## [Exercise text]
Sick of the city, I'm moving to the country 05/04/06 12:37 pm pst
Listening to:
I accidentally abandoned my phone outside the taco truck on 23rd and International yesterday. I don't think I will replace it this time. Today I think I will go to that swell beach that is impossible to find without a long drive through country roads with no sigs and a few hard to distinguish natural landmarks, a sizeable and very muddy hike through the right deer paths, past all the fallen radio towers and then a rope climb down a steep ravine with water rushing through it. But it is worth it in every way. In the years since I found the place (courtesy of vague directions from an old friends aging hippy mother) I have seen less than a total of ten other people at the beach, inlcuding those who have come with me. And the strangers include a handful of local surfer kids, a naked guy and an old man playing violin on the bluff above. Especially with the heavy rains this year and the continued erosion of the ravine and increased water flow, this year has been more delightfully lonely than ever. The beach itself is actually kind of rocky and narrow, and the water is too cold (and for pussies like me too shark infested) and the undertow and riptides too strong to swim (I almost drowned there when I was sixteen) but it is perfect for hanging out alone with my dog, reading naked and drinking filthy-cheap champagne.

## [Check your understanding]
1. According to the blog post about the hidden beach, where was the phone accidentally left?
2. Pick up the blog post about the hidden beach after its last sentence and keep writing.
The rows that come next have no connection to the blog post about the hidden beach.

## [Bounding box prediction data]
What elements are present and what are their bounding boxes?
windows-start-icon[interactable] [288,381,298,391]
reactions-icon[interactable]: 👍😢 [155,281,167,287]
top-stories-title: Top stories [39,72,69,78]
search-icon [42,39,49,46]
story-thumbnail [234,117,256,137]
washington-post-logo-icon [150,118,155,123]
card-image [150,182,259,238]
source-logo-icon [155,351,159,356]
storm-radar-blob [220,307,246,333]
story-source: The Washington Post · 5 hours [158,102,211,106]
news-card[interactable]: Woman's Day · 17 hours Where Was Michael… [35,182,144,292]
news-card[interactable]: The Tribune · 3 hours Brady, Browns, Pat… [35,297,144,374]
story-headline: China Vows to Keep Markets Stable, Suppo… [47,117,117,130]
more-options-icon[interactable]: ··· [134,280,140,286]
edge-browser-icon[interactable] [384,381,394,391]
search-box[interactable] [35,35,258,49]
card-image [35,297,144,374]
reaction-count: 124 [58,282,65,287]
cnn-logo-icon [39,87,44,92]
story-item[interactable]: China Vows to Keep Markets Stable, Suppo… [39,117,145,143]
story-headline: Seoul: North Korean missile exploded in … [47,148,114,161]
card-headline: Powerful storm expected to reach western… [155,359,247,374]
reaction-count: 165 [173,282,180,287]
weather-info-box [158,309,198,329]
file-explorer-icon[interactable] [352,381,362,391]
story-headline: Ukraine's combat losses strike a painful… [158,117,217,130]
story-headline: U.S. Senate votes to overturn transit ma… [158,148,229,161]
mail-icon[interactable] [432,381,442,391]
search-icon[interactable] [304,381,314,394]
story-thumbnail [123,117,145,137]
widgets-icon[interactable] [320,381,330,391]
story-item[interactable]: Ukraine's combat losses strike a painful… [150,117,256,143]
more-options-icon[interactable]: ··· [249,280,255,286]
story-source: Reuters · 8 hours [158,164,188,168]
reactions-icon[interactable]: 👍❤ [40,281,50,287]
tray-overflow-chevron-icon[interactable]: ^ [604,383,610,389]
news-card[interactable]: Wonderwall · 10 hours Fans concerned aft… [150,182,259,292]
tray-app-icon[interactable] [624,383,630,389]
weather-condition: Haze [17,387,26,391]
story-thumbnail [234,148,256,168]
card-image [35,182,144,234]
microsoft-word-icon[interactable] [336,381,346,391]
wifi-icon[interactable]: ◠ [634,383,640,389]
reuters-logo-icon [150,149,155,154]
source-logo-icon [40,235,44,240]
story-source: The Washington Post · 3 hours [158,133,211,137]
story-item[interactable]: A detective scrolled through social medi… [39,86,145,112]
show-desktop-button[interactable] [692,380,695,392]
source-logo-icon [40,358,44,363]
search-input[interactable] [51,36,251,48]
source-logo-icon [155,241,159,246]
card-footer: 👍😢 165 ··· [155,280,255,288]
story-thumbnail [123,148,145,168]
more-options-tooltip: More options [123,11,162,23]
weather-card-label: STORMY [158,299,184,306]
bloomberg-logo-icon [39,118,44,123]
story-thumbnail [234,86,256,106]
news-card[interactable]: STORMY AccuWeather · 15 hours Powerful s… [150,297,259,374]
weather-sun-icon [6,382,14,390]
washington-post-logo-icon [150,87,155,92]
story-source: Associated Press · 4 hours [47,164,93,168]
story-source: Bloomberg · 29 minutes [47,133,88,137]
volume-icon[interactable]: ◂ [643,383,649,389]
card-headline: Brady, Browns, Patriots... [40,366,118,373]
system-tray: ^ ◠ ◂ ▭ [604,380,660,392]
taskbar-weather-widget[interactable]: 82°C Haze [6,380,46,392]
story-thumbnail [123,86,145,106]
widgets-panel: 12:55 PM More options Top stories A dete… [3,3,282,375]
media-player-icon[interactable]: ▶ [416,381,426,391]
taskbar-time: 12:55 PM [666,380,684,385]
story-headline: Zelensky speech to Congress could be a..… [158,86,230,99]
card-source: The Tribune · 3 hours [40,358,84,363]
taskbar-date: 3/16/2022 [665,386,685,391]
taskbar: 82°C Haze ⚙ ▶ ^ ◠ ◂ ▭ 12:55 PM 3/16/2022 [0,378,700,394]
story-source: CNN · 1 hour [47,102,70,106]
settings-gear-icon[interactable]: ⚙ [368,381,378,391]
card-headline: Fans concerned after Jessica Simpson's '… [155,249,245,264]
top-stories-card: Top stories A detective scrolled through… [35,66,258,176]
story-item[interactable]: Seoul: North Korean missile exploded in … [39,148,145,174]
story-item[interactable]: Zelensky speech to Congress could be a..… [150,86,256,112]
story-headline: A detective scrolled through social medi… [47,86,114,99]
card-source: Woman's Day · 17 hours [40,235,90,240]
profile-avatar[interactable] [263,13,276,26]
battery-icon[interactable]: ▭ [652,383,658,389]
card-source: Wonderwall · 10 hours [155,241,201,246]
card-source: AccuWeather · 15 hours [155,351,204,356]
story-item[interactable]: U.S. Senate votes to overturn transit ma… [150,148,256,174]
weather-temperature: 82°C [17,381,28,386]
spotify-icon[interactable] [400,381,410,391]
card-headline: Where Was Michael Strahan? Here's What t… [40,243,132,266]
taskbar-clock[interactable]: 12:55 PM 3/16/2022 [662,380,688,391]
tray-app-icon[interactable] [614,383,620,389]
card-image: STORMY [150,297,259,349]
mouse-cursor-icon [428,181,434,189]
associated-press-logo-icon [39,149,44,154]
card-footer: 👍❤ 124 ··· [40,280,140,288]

## [Task responses]
1. Outside the taco truck on 23rd and International.

2.
Yesterday outside the aforementioned taco truck my friend started to regale me with juicy gossip of people I used to poke and all I can think about is how nice it will be, how rabidly I am anticipating the relocation to a rural town in a different state where I don't know a soul aside from gus and my dude. Where it is cheap enough that I can live alone and have a yard for the Gussers, and safe enough that I can put in a puppy door for him and the only intruders I will have to worry about are skunks, raccoons and the occaisonal feral cat. There will be countless miles of woods for Gus and I to roam without worrying about douchebags dishing out offleash tickets.
I don't know why peopIe move here. I guess for friends, for music, for politics, for lots of things. I used to kind of like the glittery, gritty urban beauty of it all. But now Oakland on a gorgeous day just looks like the a mistake. I want to be able to step outside my doorway barefoot without worrying about discarded medical waste, and I want to be able to walk to the taqueria without getting the wallet flash and I don't want to hear pimps chastising their hookers outside my window when I'm trying to go to sleep. I know its crazy cheesy but Jawbreaker has a song about Oakland I have to quote at the end of this because is too fucking true. Even in the few years since I have moved here things are different. There is even more racial tension. Yuppies who can't afford the rent that skyrocked and never dropped after the dot com era in San Francisco are building fancy lofts in shitty neighborhoods, talking about the great 'raw spaces' and hip renovated factories turned apartments. They are pushing out the people who have lived here for decades. I have seen the rent rise in these last few years. Everyone in this neighborhood used to just ignore the silly looking drunk kids with funny haircuts and slowly I've seen that indifference fade away to make way for anger and hostility.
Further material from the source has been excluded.